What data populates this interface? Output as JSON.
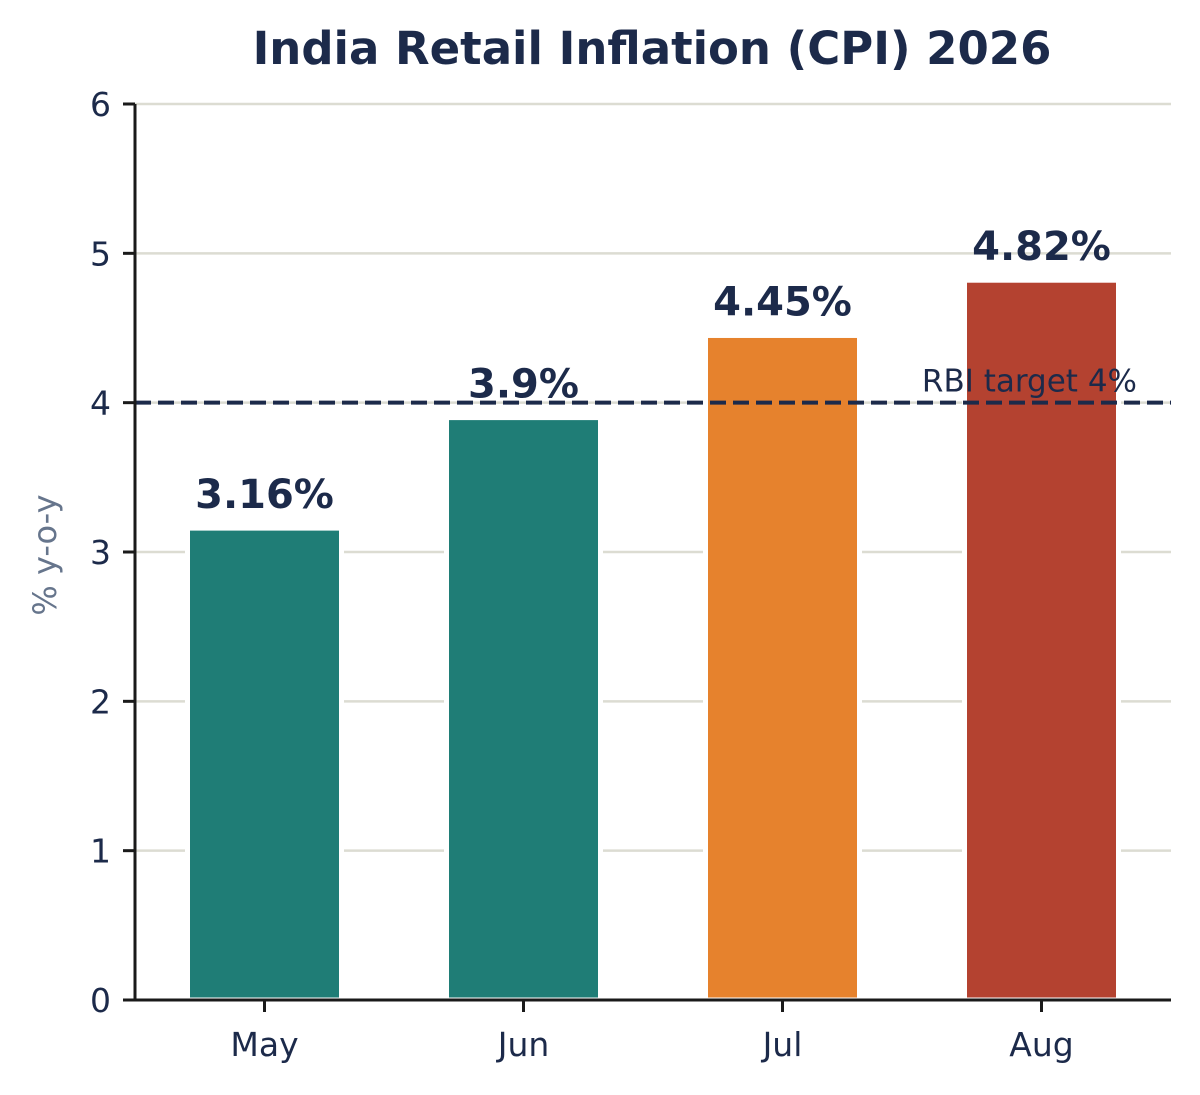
{
  "chart_data": {
    "type": "bar",
    "title": "India Retail Inflation (CPI) 2026",
    "xlabel": "",
    "ylabel": "% y-o-y",
    "categories": [
      "May",
      "Jun",
      "Jul",
      "Aug"
    ],
    "values": [
      3.16,
      3.9,
      4.45,
      4.82
    ],
    "value_labels": [
      "3.16%",
      "3.9%",
      "4.45%",
      "4.82%"
    ],
    "bar_colors": [
      "#1f7d76",
      "#1f7d76",
      "#e6822d",
      "#b44230"
    ],
    "ylim": [
      0,
      6
    ],
    "yticks": [
      0,
      1,
      2,
      3,
      4,
      5,
      6
    ],
    "ytick_labels": [
      "0",
      "1",
      "2",
      "3",
      "4",
      "5",
      "6"
    ],
    "grid": true,
    "grid_axis": "y",
    "reference_line": {
      "value": 4,
      "label": "RBI target 4%",
      "style": "dashed",
      "color": "#1c2a4a"
    },
    "colors": {
      "text": "#1c2a4a",
      "ylabel": "#66758c",
      "grid": "#dcdcd2",
      "axis": "#1a1a1a"
    }
  }
}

Required task: Your copy should match the records word for word, with the pictures removed.

Expected output:
What data populates this interface? Output as JSON.
{
  "chart_data": {
    "type": "bar",
    "title": "India Retail Inflation (CPI) 2026",
    "xlabel": "",
    "ylabel": "% y-o-y",
    "categories": [
      "May",
      "Jun",
      "Jul",
      "Aug"
    ],
    "values": [
      3.16,
      3.9,
      4.45,
      4.82
    ],
    "value_labels": [
      "3.16%",
      "3.9%",
      "4.45%",
      "4.82%"
    ],
    "bar_colors": [
      "#1f7d76",
      "#1f7d76",
      "#e6822d",
      "#b44230"
    ],
    "ylim": [
      0,
      6
    ],
    "yticks": [
      0,
      1,
      2,
      3,
      4,
      5,
      6
    ],
    "ytick_labels": [
      "0",
      "1",
      "2",
      "3",
      "4",
      "5",
      "6"
    ],
    "grid": true,
    "grid_axis": "y",
    "reference_line": {
      "value": 4,
      "label": "RBI target 4%",
      "style": "dashed",
      "color": "#1c2a4a"
    },
    "colors": {
      "text": "#1c2a4a",
      "ylabel": "#66758c",
      "grid": "#dcdcd2",
      "axis": "#1a1a1a"
    }
  }
}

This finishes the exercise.